* STATED TASK:
Write out the listing in full, matching it word for word.

* RECORDS SUPPLIED:
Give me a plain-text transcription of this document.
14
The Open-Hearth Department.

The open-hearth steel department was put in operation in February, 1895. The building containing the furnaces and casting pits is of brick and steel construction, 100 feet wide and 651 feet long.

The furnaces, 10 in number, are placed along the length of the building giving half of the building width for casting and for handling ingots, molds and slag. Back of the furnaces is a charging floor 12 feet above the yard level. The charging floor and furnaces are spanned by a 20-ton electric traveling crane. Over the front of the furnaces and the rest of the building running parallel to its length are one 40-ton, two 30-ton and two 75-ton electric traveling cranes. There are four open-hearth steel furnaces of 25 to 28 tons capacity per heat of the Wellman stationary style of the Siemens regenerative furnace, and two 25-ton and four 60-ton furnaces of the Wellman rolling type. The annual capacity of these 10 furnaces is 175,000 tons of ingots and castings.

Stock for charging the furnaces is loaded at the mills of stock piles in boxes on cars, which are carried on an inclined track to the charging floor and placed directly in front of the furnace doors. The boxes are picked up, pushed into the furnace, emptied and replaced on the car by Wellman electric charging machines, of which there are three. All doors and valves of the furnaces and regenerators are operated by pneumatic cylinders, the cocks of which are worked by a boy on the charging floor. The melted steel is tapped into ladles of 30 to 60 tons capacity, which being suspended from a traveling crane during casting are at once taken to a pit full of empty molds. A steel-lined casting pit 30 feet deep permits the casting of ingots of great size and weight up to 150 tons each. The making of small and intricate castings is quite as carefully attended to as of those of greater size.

* ANSWER TO THE EXERCISE:
Give me a plain-text transcription of this document.
14
The Open-Hearth Department.

The open-hearth steel department was put in operation in February, 1895. The building containing the furnaces and casting pits is of brick and steel construction, 100 feet wide and 651 feet long.

The furnaces, 10 in number, are placed along the length of the building giving half of the building width for casting and for handling ingots, molds and slag. Back of the furnaces is a charging floor 12 feet above the yard level. The charging floor and furnaces are spanned by a 20-ton electric traveling crane. Over the front of the furnaces and the rest of the building running parallel to its length are one 40-ton, two 30-ton and two 75-ton electric traveling cranes. There are four open-hearth steel furnaces of 25 to 28 tons capacity per heat of the Wellman stationary style of the Siemens regenerative furnace, and two 25-ton and four 60-ton furnaces of the Wellman rolling type. The annual capacity of these 10 furnaces is 175,000 tons of ingots and castings.

Stock for charging the furnaces is loaded at the mills of stock piles in boxes on cars, which are carried on an inclined track to the charging floor and placed directly in front of the furnace doors. The boxes are picked up, pushed into the furnace, emptied and replaced on the car by Wellman electric charging machines, of which there are three. All doors and valves of the furnaces and regenerators are operated by pneumatic cylinders, the cocks of which are worked by a boy on the charging floor. The melted steel is tapped into ladles of 30 to 60 tons capacity, which being suspended from a traveling crane during casting are at once taken to a pit full of empty molds. A steel-lined casting pit 30 feet deep permits the casting of ingots of great size and weight up to 150 tons each. The making of small and intricate castings is quite as carefully attended to as of those of greater size.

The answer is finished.